## Items from a figure collection
'''
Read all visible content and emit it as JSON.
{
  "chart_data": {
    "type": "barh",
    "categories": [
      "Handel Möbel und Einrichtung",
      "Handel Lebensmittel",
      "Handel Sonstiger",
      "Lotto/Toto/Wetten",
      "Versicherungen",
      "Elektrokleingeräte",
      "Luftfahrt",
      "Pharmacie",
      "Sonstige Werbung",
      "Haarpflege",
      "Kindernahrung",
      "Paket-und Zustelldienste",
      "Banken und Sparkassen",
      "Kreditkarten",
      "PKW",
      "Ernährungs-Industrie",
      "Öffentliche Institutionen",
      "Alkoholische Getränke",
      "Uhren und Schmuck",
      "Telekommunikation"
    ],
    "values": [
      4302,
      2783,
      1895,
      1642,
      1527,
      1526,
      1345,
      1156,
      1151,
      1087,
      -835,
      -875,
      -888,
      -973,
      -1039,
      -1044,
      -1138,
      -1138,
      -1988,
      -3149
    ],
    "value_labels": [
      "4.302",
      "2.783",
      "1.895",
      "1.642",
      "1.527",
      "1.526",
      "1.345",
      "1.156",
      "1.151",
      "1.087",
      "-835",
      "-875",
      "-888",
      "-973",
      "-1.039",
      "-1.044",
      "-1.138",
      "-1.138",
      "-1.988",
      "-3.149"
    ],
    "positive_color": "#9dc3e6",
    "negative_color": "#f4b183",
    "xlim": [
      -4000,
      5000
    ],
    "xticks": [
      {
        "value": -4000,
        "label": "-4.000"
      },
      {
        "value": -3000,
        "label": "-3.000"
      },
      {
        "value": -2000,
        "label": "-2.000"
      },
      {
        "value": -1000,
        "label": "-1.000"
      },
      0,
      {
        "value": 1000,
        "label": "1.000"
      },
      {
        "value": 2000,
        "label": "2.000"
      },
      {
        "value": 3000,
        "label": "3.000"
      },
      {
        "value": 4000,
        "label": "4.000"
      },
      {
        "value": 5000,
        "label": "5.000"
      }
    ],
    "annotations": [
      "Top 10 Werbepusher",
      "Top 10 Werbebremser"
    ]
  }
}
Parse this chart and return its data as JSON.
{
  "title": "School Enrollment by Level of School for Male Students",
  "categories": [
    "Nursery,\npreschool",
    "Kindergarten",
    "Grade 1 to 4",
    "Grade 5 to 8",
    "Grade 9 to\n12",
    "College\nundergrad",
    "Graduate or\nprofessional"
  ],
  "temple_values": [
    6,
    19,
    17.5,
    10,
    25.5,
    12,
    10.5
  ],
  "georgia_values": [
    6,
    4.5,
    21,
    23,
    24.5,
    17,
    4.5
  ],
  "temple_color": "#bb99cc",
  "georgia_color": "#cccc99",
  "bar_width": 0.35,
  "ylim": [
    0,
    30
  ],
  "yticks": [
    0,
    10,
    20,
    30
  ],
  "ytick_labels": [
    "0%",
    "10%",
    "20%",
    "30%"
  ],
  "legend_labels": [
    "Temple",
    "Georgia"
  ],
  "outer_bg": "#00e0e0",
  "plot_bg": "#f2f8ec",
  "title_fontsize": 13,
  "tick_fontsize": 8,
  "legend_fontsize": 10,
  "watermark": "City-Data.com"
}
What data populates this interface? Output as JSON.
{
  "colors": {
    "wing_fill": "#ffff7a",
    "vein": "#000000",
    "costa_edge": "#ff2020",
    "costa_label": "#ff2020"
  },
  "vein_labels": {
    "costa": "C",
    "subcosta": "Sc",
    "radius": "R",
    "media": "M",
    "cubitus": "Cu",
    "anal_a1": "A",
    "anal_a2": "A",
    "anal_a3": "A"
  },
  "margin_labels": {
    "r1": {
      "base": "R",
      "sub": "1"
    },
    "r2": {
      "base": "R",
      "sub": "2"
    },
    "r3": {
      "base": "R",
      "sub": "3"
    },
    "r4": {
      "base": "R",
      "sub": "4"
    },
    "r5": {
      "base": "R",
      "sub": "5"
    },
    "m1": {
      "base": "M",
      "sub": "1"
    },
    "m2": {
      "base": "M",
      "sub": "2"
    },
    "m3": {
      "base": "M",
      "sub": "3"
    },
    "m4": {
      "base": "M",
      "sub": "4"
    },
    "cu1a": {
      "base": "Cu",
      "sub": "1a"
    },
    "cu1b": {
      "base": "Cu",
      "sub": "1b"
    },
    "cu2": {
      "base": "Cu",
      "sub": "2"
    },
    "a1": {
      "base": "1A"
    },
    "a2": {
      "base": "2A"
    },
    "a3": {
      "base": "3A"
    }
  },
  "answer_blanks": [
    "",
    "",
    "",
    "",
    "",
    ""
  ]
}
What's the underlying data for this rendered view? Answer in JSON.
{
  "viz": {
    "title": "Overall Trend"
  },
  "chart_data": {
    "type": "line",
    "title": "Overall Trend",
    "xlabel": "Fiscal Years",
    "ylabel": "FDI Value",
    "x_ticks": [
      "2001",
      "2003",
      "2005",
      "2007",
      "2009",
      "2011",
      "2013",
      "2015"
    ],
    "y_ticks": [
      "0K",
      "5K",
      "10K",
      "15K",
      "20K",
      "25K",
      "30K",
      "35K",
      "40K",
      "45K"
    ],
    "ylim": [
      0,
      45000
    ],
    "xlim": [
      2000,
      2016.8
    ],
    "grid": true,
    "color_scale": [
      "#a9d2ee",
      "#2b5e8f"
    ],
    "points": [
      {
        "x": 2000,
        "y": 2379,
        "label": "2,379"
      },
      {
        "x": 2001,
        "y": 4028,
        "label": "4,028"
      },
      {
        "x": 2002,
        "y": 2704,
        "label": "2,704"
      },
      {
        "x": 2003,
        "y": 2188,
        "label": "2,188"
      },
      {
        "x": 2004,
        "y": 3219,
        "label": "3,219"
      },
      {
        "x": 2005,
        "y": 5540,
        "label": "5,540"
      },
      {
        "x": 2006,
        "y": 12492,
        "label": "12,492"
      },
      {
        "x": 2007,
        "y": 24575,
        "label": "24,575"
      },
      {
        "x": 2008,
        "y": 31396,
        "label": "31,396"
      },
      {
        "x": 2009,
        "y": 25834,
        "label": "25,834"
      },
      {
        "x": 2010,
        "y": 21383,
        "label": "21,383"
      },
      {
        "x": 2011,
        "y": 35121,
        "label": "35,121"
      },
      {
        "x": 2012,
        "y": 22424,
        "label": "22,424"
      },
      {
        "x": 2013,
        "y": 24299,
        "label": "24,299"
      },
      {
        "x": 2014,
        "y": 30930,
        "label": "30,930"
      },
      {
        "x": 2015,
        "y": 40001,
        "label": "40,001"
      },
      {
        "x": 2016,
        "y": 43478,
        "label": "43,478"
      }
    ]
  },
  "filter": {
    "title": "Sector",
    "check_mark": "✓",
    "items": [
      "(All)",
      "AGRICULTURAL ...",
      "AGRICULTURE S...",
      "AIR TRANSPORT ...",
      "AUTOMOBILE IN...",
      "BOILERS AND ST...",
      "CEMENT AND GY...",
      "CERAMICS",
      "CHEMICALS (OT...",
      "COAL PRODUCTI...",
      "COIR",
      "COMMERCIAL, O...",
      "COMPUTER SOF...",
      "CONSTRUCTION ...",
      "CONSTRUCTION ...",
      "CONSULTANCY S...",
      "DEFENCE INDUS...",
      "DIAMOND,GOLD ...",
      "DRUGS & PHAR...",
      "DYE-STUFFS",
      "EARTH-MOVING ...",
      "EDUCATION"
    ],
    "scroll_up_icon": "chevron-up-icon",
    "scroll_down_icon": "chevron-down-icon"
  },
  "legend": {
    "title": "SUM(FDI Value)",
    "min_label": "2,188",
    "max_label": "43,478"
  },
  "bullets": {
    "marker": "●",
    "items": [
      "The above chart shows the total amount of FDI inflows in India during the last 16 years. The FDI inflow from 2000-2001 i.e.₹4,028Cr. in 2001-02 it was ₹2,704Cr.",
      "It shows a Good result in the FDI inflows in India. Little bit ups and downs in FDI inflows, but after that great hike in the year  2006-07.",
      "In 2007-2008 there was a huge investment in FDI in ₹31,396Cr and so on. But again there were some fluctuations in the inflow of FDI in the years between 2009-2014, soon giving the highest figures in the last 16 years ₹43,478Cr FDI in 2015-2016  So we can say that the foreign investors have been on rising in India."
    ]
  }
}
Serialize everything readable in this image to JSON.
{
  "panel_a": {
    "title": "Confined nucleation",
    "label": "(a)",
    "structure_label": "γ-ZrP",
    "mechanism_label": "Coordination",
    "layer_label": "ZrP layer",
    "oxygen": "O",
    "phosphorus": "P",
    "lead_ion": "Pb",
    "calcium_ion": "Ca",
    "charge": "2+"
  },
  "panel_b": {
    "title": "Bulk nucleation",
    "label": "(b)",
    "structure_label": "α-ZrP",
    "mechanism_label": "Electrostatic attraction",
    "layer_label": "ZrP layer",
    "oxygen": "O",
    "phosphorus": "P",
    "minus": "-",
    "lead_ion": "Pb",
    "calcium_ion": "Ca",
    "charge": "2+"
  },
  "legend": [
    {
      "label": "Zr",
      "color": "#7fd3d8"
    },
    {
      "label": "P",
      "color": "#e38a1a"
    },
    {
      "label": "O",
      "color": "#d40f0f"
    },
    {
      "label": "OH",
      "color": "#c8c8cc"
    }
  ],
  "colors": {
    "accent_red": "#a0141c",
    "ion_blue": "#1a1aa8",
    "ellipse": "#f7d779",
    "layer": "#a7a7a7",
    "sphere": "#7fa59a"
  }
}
'''
## Requirement
Find the lines above that contain the word "shows" and collect them.

## Reply to the exercise
      "The above chart shows the total amount of FDI inflows in India during the last 16 years. The FDI inflow from 2000-2001 i.e.₹4,028Cr. in 2001-02 it was ₹2,704Cr.",
      "It shows a Good result in the FDI inflows in India. Little bit ups and downs in FDI inflows, but after that great hike in the year  2006-07.",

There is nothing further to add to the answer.